▶ _Work to complete_: For each line that holds "Owner", copy the line out.

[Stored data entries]

- - -

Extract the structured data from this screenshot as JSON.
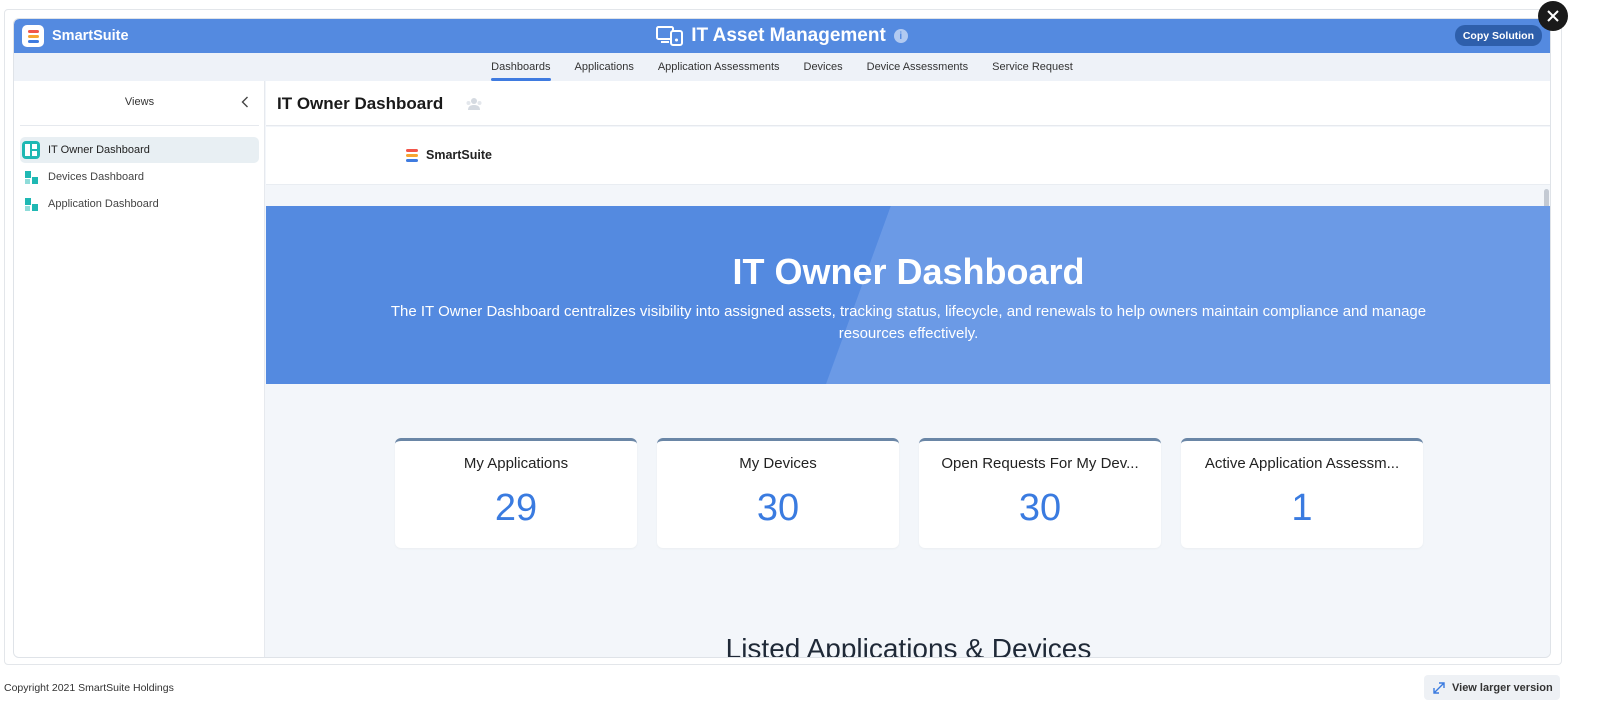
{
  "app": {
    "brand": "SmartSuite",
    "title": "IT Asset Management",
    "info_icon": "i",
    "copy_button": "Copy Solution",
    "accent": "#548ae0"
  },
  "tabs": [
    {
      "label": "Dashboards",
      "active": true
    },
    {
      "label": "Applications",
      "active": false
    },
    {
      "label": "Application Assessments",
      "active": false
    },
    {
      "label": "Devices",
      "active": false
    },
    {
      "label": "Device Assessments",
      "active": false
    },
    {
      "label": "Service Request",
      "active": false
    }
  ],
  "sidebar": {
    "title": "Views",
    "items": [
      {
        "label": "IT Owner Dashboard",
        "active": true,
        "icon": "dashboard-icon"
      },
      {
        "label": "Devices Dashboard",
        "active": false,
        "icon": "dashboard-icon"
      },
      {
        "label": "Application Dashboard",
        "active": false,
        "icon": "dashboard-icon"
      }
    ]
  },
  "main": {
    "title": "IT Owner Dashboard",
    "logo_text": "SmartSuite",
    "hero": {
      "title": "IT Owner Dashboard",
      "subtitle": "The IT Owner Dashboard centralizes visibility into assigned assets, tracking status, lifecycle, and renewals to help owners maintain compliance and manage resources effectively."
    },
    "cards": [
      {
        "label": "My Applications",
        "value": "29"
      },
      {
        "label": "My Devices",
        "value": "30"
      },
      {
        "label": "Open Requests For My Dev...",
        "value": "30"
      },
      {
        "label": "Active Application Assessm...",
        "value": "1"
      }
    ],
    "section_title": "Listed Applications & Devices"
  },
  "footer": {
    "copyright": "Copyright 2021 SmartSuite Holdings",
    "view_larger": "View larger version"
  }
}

- - -

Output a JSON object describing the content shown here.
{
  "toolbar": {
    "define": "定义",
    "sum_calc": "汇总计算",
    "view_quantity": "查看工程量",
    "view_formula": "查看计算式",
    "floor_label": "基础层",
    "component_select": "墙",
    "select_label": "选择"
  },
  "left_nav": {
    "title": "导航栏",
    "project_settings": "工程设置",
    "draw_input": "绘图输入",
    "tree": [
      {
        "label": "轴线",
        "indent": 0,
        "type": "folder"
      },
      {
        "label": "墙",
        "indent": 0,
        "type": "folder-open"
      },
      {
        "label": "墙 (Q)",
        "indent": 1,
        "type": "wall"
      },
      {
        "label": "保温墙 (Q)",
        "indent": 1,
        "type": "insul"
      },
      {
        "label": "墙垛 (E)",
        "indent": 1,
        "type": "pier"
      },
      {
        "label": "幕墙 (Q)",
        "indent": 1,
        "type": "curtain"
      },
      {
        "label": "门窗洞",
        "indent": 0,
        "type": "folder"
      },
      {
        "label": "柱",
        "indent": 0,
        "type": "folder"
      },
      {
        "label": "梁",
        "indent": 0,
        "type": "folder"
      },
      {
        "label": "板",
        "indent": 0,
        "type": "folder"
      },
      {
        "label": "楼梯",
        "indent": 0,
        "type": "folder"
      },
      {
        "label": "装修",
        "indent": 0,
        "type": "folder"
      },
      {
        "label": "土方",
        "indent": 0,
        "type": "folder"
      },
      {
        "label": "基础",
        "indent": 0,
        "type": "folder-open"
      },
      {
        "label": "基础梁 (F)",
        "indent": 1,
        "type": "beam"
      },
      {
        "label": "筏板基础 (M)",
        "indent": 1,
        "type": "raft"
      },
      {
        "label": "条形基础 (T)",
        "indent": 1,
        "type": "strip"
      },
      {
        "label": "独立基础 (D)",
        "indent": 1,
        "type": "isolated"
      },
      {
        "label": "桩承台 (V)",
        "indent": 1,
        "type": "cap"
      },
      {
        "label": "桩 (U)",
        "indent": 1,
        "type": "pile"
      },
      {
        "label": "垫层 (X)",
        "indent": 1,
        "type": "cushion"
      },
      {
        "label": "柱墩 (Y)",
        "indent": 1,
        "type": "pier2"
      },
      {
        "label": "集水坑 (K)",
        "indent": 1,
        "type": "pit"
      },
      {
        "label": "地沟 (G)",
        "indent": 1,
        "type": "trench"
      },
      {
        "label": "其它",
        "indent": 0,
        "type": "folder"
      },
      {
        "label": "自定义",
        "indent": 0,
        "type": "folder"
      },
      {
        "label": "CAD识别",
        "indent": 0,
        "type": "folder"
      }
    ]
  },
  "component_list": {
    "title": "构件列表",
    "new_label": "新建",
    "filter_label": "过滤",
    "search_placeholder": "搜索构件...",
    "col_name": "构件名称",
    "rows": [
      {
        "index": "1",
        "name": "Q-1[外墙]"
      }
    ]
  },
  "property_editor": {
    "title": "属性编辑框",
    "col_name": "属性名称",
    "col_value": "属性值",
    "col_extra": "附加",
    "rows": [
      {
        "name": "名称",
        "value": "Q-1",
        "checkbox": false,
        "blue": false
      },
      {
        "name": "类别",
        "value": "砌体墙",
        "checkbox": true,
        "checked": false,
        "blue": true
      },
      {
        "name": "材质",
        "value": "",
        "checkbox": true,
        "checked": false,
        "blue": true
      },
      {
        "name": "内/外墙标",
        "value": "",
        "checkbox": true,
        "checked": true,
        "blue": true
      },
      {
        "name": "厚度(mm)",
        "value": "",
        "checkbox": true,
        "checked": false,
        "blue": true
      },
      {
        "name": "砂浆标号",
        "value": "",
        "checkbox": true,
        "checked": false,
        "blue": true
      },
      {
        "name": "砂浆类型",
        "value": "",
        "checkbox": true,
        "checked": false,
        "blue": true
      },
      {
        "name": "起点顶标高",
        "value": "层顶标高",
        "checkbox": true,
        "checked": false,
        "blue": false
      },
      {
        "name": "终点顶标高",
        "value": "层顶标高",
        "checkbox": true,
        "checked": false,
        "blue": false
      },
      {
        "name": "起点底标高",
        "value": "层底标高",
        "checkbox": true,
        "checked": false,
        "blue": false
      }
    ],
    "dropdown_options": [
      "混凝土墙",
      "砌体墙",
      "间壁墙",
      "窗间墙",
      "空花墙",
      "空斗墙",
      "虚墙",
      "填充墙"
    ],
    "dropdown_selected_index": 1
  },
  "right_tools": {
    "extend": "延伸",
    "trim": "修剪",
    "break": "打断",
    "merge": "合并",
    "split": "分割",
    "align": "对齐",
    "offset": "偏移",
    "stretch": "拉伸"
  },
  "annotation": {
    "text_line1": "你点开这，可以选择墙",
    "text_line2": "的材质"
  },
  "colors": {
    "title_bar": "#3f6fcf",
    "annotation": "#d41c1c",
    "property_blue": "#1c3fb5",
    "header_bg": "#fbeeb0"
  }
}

- - -

▶ _The reply_:
        "label": "IT Owner Dashboard",
    "title": "IT Owner Dashboard",
      "title": "IT Owner Dashboard",
      "subtitle": "The IT Owner Dashboard centralizes visibility into assigned assets, tracking status, lifecycle, and renewals to help owners maintain compliance and manage resources effectively."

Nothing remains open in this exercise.